### Recorded information
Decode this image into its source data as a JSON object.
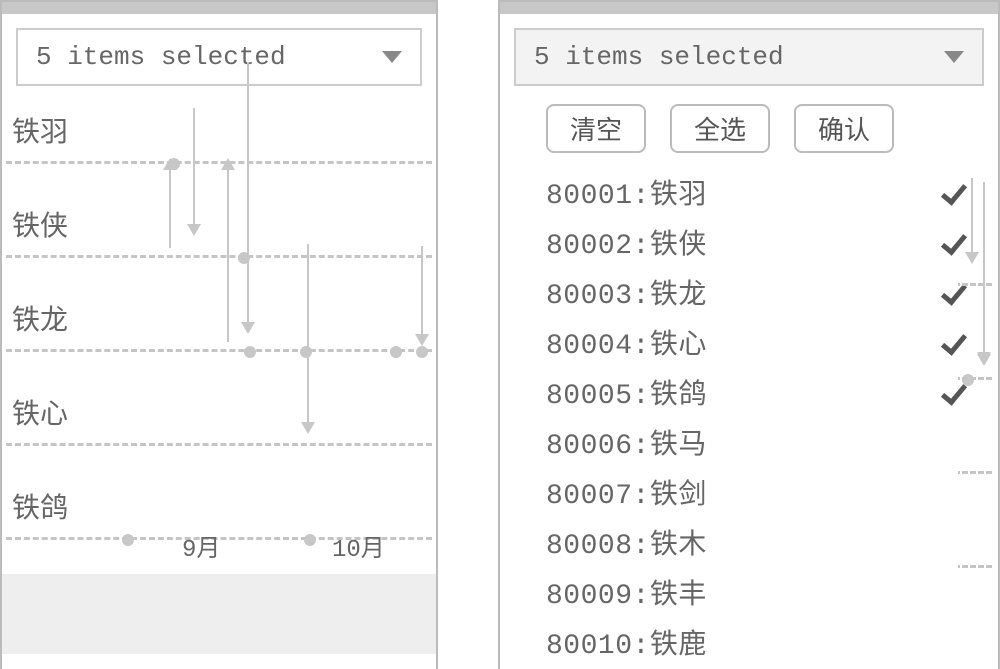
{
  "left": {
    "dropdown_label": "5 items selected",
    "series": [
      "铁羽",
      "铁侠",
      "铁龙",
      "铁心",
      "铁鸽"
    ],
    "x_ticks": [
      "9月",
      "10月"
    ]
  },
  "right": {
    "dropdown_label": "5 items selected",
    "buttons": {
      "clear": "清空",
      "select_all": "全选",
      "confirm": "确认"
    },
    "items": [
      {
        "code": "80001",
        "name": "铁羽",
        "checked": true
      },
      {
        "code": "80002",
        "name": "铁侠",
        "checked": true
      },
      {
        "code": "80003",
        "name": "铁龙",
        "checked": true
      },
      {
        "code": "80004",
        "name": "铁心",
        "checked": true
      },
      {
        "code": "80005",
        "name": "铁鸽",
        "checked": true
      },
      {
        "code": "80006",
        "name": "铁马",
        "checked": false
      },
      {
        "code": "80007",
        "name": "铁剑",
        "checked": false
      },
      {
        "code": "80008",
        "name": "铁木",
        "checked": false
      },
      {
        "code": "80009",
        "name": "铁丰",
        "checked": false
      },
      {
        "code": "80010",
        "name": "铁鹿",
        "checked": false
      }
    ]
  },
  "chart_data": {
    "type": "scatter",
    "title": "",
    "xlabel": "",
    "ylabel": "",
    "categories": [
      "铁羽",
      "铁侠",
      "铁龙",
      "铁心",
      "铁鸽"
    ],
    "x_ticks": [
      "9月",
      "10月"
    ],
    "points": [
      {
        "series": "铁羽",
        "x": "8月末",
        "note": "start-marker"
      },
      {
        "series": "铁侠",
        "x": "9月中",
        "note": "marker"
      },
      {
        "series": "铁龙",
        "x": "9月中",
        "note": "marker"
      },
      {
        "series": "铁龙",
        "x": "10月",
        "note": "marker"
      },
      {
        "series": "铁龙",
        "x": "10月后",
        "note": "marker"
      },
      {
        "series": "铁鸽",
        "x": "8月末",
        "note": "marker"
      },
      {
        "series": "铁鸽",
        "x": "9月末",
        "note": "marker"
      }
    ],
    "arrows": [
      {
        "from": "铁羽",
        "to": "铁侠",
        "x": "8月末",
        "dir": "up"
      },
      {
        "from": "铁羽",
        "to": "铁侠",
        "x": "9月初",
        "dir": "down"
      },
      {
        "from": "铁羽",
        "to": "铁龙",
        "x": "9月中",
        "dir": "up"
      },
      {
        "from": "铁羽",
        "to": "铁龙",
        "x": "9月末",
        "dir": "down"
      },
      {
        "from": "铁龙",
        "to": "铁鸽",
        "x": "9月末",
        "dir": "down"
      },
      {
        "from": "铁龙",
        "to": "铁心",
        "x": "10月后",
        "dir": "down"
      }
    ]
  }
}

...

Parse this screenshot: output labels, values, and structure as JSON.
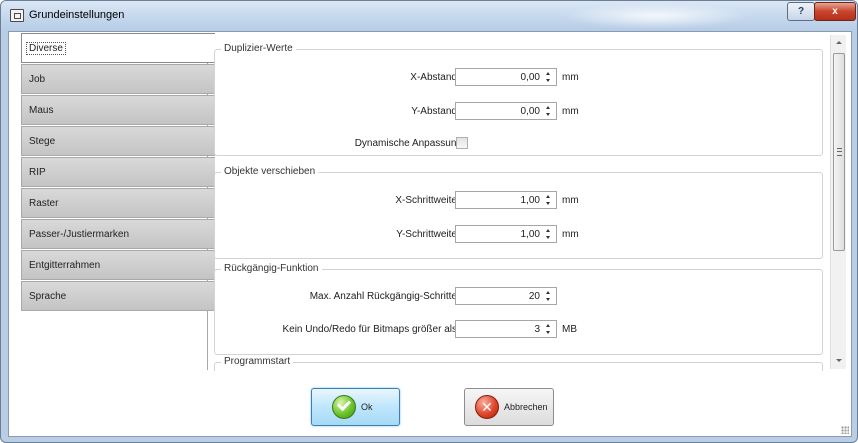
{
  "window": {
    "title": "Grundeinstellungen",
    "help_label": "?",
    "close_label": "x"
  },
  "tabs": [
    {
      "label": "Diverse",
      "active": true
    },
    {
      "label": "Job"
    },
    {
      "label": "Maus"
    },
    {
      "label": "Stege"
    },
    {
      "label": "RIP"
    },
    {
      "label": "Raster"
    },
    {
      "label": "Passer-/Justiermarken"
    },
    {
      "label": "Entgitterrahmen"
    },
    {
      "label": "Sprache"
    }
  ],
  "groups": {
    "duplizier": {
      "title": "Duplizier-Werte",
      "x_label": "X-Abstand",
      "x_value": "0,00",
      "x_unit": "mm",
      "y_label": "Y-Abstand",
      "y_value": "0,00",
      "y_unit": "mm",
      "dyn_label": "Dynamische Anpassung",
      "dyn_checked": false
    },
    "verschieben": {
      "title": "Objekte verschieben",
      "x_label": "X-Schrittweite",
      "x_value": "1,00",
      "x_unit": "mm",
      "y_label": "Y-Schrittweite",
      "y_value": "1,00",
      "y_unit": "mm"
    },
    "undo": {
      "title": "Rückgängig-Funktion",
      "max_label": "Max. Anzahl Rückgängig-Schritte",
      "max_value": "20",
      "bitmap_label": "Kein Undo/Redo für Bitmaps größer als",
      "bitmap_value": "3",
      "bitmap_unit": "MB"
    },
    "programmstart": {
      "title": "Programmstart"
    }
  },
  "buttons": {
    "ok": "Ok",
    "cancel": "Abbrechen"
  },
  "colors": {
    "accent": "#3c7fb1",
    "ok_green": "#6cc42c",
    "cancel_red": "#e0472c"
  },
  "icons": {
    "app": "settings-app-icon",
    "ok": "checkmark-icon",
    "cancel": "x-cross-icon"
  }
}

### Short exercise
How many of the lines above include the word "title"? Respond with the number alone.

### Written solution
6